→ **What you need to do**:
The entries below are to be transcribed in full, without their images.

→ **Available data**:
########

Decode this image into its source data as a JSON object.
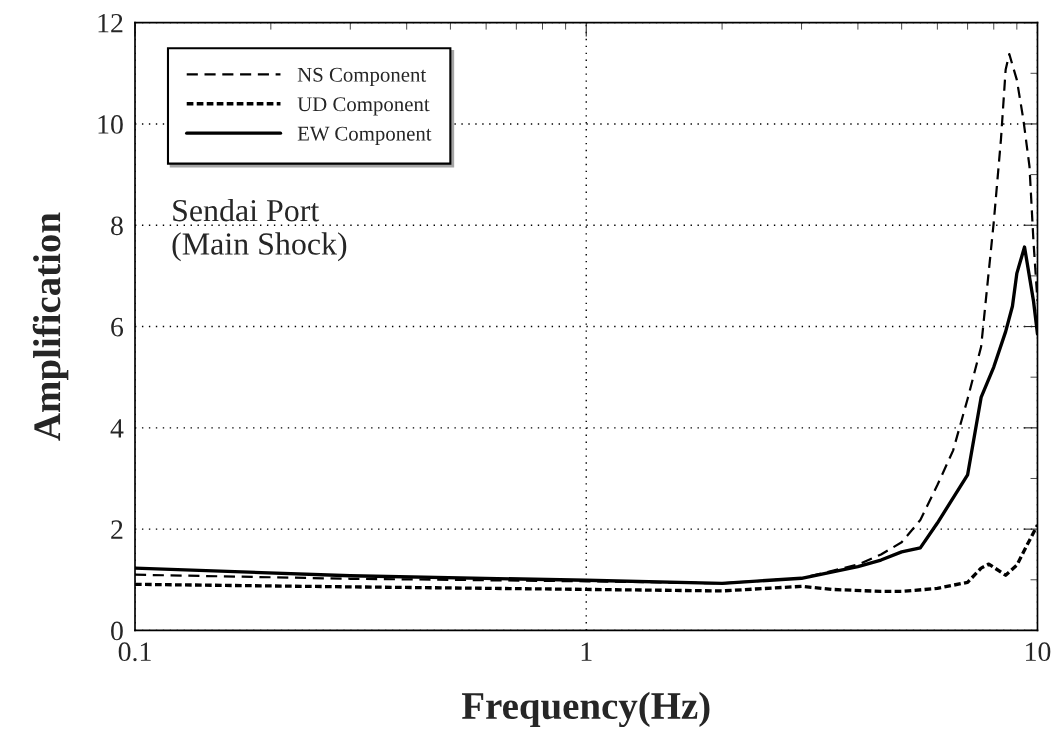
{
  "chart_data": {
    "type": "line",
    "xlabel": "Frequency(Hz)",
    "ylabel": "Amplification",
    "log": "x",
    "xlim": [
      0.1,
      10
    ],
    "xticks": [
      0.1,
      1,
      10
    ],
    "ylim": [
      0,
      12
    ],
    "yticks": [
      0,
      2,
      4,
      6,
      8,
      10,
      12
    ],
    "grid": true,
    "legend": "top left",
    "annotations": [
      "Sendai Port\n(Main Shock)"
    ],
    "series": [
      {
        "name": "NS Component",
        "color": "#000000",
        "line_style": "dashed",
        "x": [
          0.1,
          0.3,
          1,
          2,
          3,
          4,
          4.5,
          5,
          5.5,
          6,
          6.5,
          7,
          7.5,
          8,
          8.3,
          8.5,
          8.66,
          9,
          9.3,
          9.6,
          9.8,
          10
        ],
        "values": [
          1.1,
          1.02,
          0.97,
          0.93,
          1.03,
          1.3,
          1.5,
          1.74,
          2.18,
          2.87,
          3.55,
          4.57,
          5.6,
          8.06,
          9.7,
          11.07,
          11.38,
          10.87,
          10.1,
          9.16,
          7.66,
          6.5
        ]
      },
      {
        "name": "UD Component",
        "color": "#000000",
        "line_style": "dotted",
        "x": [
          0.1,
          0.3,
          1,
          2,
          3,
          3.5,
          4.5,
          5,
          6,
          7,
          7.5,
          7.8,
          8.5,
          9,
          9.5,
          10
        ],
        "values": [
          0.91,
          0.86,
          0.81,
          0.78,
          0.87,
          0.81,
          0.77,
          0.77,
          0.83,
          0.95,
          1.23,
          1.31,
          1.09,
          1.29,
          1.7,
          2.08
        ]
      },
      {
        "name": "EW Component",
        "color": "#000000",
        "line_style": "solid",
        "x": [
          0.1,
          0.3,
          1,
          2,
          3,
          4,
          4.5,
          5,
          5.5,
          6,
          7,
          7.5,
          8,
          8.5,
          8.8,
          9,
          9.36,
          9.8,
          10
        ],
        "values": [
          1.23,
          1.08,
          0.99,
          0.93,
          1.03,
          1.26,
          1.39,
          1.55,
          1.63,
          2.12,
          3.07,
          4.6,
          5.2,
          5.9,
          6.4,
          7.05,
          7.57,
          6.5,
          5.85
        ]
      }
    ]
  }
}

########

→ **Answer to the task**:
Decode this image into its source data as a JSON object.
{
  "chart_data": {
    "type": "line",
    "xlabel": "Frequency(Hz)",
    "ylabel": "Amplification",
    "log": "x",
    "xlim": [
      0.1,
      10
    ],
    "xticks": [
      0.1,
      1,
      10
    ],
    "ylim": [
      0,
      12
    ],
    "yticks": [
      0,
      2,
      4,
      6,
      8,
      10,
      12
    ],
    "grid": true,
    "legend": "top left",
    "annotations": [
      "Sendai Port\n(Main Shock)"
    ],
    "series": [
      {
        "name": "NS Component",
        "color": "#000000",
        "line_style": "dashed",
        "x": [
          0.1,
          0.3,
          1,
          2,
          3,
          4,
          4.5,
          5,
          5.5,
          6,
          6.5,
          7,
          7.5,
          8,
          8.3,
          8.5,
          8.66,
          9,
          9.3,
          9.6,
          9.8,
          10
        ],
        "values": [
          1.1,
          1.02,
          0.97,
          0.93,
          1.03,
          1.3,
          1.5,
          1.74,
          2.18,
          2.87,
          3.55,
          4.57,
          5.6,
          8.06,
          9.7,
          11.07,
          11.38,
          10.87,
          10.1,
          9.16,
          7.66,
          6.5
        ]
      },
      {
        "name": "UD Component",
        "color": "#000000",
        "line_style": "dotted",
        "x": [
          0.1,
          0.3,
          1,
          2,
          3,
          3.5,
          4.5,
          5,
          6,
          7,
          7.5,
          7.8,
          8.5,
          9,
          9.5,
          10
        ],
        "values": [
          0.91,
          0.86,
          0.81,
          0.78,
          0.87,
          0.81,
          0.77,
          0.77,
          0.83,
          0.95,
          1.23,
          1.31,
          1.09,
          1.29,
          1.7,
          2.08
        ]
      },
      {
        "name": "EW Component",
        "color": "#000000",
        "line_style": "solid",
        "x": [
          0.1,
          0.3,
          1,
          2,
          3,
          4,
          4.5,
          5,
          5.5,
          6,
          7,
          7.5,
          8,
          8.5,
          8.8,
          9,
          9.36,
          9.8,
          10
        ],
        "values": [
          1.23,
          1.08,
          0.99,
          0.93,
          1.03,
          1.26,
          1.39,
          1.55,
          1.63,
          2.12,
          3.07,
          4.6,
          5.2,
          5.9,
          6.4,
          7.05,
          7.57,
          6.5,
          5.85
        ]
      }
    ]
  }
}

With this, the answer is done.